Feasibility study of paclitaxel plus carboplatin in patients with endometrial cancer: A Japan Kanto Tumor Board study (JKTB trial)

• Published in: The journal of obstetrics and gynaecology research Vol. 39; no. 1; pp. 311 - 316
• Main Authors: Yamada, Kyosuke, Tanabe, Hiroshi, Imai, Manami, Jobo, Toshiko, Kudo, Kazuya, Fujiwara, Hiroyuki, Nagata, Chie, Furuya, Kenichi, Suzuki, Mitsuaki, Ochiai, Kazunori, Tanaka, Tadao, Yasuda, Makoto
• Format: Journal Article
• Language: English
• Published: Melbourne, Australia Blackwell Publishing Asia 01.01.2013
• Subjects: Adenocarcinoma - drug therapy; Adult; Aged; Antineoplastic Combined Chemotherapy Protocols; Carboplatin - administration & dosage; Carboplatin - therapeutic use; Disease-Free Survival; Drug Administration Schedule; endometrial cancer; Endometrial Neoplasms - drug therapy; feasibility; Feasibility Studies; Female; Humans; Longitudinal Studies; Middle Aged; Paclitaxel - administration & dosage; Paclitaxel - therapeutic use; paclitaxel/carboplatin; postoperative chemotherapy; Treatment Outcome
• ISSN: 1341-8076; 1447-0756
• DOI: 10.1111/j.1447-0756.2012.01890.x

Aim:  The optimal chemotherapy regimen for patients with endometrial cancer has not been established. We assessed the feasibility of paclitaxel plus carboplatin (TC) for postoperative chemotherapy in patients with endometrial cancer. Material and Methods:  Patients with newly diagnosed endometrial cancer received TC (paclitaxel 180 mg/m2, carboplatin AUC6 mg/mL/min) every three weeks. Treatment was continued until disease progression or completion of six cycles. Toxicities were evaluated every cycle according to NCI‐CTCAE version 3.0. Results:  Sixty patients were registered from December 2005 through November 2006. Forty‐four of 60 (73.3%) cases completed all of the planned six cycles. Grades 3 and 4 hematologic toxicities were observed as follows: leukopenia (61.7%), neutropenia (95.0%), anemia (21.7%), and thrombocytopenia (5.0%). There were six patients who dropped out from the protocol by neutropenia. Grade 3 non‐hematologic toxicities were observed as follows: nausea (3.3%), vomiting (1.7%), neuropathy (5.0%), myalgia (6.7%) and constipation (1.7%). No grade 4 non‐hematologic toxicity was observed. Conclusion:  This TC regimen is feasible for endometrial cancer patients.

-*-

[Task prompt]
According to the endometrial cancer study text, how many of the registered patients completed all six planned cycles?

[Dataset records]
-*-

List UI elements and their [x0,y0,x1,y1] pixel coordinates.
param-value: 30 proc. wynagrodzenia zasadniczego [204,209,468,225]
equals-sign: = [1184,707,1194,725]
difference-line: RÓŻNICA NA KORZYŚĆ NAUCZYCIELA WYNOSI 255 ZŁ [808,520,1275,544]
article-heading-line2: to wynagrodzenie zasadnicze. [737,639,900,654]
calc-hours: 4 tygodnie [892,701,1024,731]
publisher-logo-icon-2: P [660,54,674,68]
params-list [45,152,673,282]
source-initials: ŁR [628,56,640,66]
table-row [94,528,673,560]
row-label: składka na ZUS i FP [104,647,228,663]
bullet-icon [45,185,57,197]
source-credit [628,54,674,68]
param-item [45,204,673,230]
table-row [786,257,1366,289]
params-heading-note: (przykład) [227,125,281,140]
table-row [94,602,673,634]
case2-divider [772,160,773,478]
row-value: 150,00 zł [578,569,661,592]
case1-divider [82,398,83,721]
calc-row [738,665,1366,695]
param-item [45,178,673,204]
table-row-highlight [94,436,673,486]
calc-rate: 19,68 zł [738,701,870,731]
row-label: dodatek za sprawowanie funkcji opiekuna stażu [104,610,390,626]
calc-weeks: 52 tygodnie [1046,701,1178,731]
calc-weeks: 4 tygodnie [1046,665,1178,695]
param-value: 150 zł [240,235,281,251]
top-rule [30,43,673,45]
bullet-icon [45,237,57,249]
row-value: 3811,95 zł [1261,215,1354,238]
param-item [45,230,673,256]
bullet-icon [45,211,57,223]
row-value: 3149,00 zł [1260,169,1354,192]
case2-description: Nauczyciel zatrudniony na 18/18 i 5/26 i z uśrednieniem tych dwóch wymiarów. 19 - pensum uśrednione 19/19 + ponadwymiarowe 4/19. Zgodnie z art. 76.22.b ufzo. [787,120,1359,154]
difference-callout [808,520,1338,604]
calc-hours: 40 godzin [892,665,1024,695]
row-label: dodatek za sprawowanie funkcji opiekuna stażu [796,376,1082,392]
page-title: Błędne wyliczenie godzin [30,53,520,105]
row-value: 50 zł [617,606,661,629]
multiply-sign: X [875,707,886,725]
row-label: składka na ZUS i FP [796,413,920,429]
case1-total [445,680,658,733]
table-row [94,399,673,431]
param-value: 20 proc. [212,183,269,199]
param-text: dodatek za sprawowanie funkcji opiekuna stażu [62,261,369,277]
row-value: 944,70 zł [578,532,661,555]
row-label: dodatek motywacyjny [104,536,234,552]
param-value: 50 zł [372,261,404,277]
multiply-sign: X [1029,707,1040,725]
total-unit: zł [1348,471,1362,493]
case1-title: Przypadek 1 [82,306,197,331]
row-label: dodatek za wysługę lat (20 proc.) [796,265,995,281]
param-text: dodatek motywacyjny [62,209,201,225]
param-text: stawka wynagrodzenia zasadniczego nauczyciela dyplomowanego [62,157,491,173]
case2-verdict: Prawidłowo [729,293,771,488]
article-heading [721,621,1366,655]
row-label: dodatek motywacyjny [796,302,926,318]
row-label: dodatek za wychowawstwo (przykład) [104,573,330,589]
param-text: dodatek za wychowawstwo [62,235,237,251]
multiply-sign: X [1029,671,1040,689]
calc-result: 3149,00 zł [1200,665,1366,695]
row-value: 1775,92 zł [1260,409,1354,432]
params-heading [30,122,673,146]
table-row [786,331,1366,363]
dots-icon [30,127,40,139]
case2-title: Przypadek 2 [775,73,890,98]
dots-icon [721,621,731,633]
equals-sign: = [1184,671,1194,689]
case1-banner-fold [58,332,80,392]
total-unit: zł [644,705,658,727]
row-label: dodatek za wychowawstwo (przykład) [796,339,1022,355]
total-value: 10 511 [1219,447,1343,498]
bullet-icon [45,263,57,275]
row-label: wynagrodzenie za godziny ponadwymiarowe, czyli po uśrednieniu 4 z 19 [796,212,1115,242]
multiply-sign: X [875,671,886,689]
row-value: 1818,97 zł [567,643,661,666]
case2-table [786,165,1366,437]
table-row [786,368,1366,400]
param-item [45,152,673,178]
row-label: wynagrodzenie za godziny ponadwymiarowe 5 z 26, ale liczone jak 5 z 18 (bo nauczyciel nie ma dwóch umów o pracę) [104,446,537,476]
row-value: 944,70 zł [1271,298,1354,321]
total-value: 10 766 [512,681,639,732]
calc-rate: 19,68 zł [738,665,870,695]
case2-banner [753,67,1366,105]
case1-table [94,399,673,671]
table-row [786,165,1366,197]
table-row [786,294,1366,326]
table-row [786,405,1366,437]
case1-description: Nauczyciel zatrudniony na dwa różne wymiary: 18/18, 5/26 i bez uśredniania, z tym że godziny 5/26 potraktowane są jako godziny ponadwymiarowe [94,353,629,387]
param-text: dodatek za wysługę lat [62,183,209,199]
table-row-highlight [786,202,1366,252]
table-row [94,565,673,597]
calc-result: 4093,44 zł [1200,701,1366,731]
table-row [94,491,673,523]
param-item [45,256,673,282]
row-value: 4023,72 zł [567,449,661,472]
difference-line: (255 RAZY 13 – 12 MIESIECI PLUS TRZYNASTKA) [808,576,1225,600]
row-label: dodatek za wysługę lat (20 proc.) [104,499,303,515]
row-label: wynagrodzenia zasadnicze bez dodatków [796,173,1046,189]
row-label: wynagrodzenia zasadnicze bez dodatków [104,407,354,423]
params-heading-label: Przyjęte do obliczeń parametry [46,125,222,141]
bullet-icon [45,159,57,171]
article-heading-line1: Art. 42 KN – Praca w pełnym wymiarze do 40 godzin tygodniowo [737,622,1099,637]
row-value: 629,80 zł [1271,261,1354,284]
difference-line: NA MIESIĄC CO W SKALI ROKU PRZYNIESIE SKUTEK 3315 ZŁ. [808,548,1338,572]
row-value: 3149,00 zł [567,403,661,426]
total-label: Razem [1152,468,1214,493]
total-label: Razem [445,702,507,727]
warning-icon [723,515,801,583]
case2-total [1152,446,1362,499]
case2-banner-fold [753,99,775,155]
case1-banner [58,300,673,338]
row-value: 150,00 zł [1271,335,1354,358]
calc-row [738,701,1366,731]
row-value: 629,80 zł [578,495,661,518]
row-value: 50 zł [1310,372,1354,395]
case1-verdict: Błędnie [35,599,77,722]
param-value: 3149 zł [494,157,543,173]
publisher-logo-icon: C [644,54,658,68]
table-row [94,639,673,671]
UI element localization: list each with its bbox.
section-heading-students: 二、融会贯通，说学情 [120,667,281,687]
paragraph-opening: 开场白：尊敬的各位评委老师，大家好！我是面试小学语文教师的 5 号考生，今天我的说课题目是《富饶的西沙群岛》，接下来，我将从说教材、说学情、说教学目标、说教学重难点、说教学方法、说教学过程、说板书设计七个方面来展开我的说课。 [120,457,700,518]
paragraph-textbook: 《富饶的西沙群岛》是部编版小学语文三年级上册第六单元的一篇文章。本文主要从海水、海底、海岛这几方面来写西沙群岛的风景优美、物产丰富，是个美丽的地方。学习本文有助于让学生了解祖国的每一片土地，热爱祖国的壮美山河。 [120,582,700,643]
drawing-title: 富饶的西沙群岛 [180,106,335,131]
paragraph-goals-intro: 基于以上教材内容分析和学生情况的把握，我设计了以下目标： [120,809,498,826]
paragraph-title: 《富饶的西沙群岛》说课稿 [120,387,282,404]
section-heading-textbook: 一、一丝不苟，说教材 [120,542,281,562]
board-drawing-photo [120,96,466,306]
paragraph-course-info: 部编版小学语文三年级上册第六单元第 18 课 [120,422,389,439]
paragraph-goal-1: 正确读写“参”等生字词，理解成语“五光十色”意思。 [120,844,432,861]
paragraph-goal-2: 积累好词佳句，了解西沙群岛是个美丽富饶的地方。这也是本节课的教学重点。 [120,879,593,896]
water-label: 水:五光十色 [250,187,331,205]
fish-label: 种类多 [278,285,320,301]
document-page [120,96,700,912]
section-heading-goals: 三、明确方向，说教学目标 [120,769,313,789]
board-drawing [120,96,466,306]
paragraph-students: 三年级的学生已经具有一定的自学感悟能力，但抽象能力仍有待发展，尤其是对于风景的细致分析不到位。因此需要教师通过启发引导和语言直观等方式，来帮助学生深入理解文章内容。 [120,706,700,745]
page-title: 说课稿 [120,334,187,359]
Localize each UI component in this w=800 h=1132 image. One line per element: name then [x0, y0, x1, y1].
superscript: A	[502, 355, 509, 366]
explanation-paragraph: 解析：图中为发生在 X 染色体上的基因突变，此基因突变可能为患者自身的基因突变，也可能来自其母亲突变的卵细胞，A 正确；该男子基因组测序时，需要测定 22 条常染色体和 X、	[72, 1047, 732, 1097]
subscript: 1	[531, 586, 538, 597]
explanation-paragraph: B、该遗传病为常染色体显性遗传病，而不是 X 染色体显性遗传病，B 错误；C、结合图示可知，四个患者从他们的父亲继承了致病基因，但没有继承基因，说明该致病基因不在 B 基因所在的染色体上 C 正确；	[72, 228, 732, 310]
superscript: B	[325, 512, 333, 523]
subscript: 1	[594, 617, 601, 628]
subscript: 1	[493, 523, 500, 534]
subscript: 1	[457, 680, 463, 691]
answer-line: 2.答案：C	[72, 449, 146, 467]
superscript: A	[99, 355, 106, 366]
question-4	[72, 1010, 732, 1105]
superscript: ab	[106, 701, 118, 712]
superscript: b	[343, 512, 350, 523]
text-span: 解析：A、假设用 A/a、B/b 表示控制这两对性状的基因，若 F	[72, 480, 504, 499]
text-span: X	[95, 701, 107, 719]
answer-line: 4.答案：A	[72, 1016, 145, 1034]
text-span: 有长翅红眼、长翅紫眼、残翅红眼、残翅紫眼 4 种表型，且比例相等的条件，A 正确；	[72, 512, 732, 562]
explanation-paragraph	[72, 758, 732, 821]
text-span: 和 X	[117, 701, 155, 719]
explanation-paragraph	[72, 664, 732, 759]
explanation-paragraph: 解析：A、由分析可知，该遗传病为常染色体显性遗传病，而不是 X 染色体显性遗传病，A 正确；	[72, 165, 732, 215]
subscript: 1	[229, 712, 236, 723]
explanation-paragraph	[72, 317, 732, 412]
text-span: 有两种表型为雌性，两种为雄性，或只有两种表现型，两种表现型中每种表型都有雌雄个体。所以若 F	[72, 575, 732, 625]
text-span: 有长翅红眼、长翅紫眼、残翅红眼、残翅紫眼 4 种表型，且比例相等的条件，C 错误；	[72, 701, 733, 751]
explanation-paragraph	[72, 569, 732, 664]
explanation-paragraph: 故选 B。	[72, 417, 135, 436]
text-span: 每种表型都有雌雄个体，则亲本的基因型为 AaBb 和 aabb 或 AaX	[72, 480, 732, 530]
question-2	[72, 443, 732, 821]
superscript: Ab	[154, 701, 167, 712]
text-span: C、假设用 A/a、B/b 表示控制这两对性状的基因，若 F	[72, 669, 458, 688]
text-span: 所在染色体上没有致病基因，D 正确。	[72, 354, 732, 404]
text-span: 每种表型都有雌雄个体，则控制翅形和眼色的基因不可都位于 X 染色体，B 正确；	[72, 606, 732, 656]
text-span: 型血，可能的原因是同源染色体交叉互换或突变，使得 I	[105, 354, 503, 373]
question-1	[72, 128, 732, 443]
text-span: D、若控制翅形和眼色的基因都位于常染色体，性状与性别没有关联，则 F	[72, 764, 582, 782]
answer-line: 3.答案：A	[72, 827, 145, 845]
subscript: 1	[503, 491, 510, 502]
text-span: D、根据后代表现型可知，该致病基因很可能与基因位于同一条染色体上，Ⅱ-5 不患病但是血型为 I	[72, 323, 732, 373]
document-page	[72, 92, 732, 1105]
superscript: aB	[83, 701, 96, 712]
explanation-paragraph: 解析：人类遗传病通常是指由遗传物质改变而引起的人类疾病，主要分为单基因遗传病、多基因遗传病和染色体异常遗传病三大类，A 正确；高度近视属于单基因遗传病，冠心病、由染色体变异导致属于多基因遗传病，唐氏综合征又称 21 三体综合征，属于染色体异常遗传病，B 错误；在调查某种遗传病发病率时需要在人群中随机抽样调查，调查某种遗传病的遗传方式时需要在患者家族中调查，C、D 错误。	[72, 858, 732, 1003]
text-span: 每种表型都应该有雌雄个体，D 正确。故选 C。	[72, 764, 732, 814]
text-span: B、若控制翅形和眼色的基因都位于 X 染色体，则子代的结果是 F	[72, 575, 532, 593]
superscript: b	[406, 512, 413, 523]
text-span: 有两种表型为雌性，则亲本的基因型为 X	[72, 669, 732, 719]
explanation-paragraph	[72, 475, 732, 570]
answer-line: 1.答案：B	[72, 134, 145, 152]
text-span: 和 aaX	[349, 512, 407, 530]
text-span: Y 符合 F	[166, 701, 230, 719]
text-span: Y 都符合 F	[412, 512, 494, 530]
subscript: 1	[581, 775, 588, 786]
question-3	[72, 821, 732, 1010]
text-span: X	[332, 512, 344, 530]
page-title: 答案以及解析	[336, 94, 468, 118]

-*-

[Completed exercise]
Forty-four of the 60 patients (73.3%).